==== Material supplied ====

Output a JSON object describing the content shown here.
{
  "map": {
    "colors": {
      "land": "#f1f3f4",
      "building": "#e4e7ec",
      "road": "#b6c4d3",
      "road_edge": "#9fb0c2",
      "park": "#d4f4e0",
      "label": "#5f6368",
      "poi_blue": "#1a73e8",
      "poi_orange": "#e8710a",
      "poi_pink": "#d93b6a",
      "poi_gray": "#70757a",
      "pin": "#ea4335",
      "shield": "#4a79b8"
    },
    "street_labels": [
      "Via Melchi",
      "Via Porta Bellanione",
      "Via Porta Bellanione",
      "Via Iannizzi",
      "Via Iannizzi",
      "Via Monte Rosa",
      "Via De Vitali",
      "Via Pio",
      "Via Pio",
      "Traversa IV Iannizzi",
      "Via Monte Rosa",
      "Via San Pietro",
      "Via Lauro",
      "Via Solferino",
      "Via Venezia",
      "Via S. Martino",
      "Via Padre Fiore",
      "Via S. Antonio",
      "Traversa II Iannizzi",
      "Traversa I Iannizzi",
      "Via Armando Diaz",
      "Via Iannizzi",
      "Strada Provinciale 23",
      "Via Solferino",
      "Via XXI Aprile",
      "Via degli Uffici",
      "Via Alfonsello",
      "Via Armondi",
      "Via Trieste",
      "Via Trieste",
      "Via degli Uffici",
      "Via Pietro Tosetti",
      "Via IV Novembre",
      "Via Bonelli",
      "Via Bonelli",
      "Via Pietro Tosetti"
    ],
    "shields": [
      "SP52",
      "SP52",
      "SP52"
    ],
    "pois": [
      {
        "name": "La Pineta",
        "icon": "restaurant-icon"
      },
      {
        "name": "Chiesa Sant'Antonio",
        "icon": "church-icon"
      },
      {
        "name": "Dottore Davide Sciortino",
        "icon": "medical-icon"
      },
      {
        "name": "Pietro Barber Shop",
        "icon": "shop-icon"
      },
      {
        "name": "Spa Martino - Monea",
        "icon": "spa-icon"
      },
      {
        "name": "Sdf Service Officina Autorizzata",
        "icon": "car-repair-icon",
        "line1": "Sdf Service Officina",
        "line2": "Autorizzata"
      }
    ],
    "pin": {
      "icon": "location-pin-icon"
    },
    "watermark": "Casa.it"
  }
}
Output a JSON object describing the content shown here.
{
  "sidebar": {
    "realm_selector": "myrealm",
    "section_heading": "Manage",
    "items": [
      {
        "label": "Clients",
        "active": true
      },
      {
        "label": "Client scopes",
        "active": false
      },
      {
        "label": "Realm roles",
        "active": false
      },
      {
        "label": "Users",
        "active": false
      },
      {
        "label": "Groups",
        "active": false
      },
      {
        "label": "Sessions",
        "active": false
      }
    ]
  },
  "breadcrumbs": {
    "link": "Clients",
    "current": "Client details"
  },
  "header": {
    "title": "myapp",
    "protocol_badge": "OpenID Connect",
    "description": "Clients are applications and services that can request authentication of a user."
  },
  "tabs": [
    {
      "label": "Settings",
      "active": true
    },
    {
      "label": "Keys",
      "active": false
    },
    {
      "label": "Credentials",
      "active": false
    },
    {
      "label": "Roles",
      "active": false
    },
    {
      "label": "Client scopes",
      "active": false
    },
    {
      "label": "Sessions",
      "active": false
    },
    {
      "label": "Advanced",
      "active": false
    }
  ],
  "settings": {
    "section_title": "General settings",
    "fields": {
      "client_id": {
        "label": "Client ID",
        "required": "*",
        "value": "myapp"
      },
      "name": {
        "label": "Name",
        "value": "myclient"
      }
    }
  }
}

====

What is needed: Locate and copy each line in the data above that includes the word "Traversa".

Written reply:
      "Traversa IV Iannizzi",
      "Traversa II Iannizzi",
      "Traversa I Iannizzi",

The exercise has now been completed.